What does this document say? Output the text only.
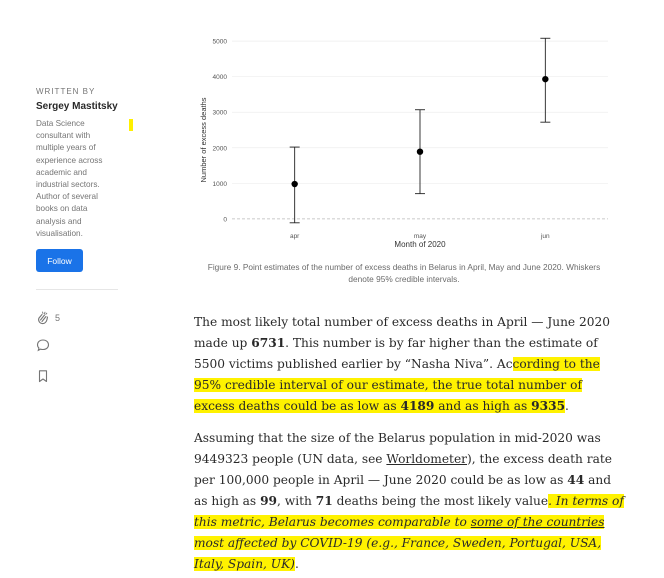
WRITTEN BY
Sergey Mastitsky
Data Science consultant with multiple years of experience across academic and industrial sectors. Author of several books on data analysis and visualisation.
Follow
5
0
1000
2000
3000
4000
5000
apr	may	jun
Number of excess deaths
Month of 2020
Figure 9. Point estimates of the number of excess deaths in Belarus in April, May and June 2020. Whiskers denote 95% credible intervals.

The most likely total number of excess deaths in April — June 2020 made up 6731. This number is by far higher than the estimate of 5500 victims published earlier by “Nasha Niva”. According to the 95% credible interval of our estimate, the true total number of excess deaths could be as low as 4189 and as high as 9335.

Assuming that the size of the Belarus population in mid-2020 was 9449323 people (UN data, see Worldometer), the excess death rate per 100,000 people in April — June 2020 could be as low as 44 and as high as 99, with 71 deaths being the most likely value. In terms of this metric, Belarus becomes comparable to some of the countries most affected by COVID-19 (e.g., France, Sweden, Portugal, USA, Italy, Spain, UK).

EXERCISE ->
Track down every line holding the string "most" and copy it.

RESPONSE TO THIS TASK ->
The most likely total number of excess deaths in April — June 2020 made up 6731. This number is by far higher than the estimate of 5500 victims published earlier by “Nasha Niva”. According to the 95% credible interval of our estimate, the true total number of excess deaths could be as low as 4189 and as high as 9335.
Assuming that the size of the Belarus population in mid-2020 was 9449323 people (UN data, see Worldometer), the excess death rate per 100,000 people in April — June 2020 could be as low as 44 and as high as 99, with 71 deaths being the most likely value. In terms of this metric, Belarus becomes comparable to some of the countries most affected by COVID-19 (e.g., France, Sweden, Portugal, USA, Italy, Spain, UK).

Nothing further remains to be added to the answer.